From the records below, copy every line that contains the word "Moroshadi".

_ _ _ _ _

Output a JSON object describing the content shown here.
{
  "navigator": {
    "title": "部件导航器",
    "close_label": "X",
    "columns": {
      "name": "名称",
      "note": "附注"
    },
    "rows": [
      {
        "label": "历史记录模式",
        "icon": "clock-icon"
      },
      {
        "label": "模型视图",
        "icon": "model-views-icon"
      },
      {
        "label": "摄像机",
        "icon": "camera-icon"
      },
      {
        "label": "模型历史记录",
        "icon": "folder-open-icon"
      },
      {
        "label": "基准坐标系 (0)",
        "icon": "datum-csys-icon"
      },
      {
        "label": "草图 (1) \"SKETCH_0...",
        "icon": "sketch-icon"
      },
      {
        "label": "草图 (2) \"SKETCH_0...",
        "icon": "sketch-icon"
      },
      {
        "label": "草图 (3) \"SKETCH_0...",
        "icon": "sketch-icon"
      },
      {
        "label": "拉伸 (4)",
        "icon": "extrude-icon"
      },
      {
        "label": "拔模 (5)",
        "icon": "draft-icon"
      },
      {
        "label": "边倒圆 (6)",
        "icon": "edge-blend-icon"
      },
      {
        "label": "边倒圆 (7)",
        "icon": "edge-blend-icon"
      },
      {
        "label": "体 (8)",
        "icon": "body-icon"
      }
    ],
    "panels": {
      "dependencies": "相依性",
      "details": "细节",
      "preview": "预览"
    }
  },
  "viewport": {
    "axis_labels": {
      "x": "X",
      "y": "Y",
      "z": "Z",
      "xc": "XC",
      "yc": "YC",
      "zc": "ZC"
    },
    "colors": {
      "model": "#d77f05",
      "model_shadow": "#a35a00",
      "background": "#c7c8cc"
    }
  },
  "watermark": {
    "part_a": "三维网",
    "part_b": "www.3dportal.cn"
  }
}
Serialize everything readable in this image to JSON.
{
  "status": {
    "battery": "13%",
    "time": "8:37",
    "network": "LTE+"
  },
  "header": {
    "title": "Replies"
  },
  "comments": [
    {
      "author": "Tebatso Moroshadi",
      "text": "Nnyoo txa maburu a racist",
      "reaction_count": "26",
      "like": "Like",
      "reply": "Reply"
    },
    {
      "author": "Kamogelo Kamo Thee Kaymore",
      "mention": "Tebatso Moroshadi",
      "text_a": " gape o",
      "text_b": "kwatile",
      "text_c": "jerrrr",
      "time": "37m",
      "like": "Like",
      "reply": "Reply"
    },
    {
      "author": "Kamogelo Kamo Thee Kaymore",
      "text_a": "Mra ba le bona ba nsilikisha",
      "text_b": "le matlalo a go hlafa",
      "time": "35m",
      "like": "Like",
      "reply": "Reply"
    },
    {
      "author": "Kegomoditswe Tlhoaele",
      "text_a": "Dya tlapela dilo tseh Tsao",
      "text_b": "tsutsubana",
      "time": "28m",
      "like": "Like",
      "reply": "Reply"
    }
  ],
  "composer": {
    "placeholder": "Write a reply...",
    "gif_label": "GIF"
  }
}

_ _ _ _ _

» Task answer:
      "author": "Tebatso Moroshadi",
      "mention": "Tebatso Moroshadi",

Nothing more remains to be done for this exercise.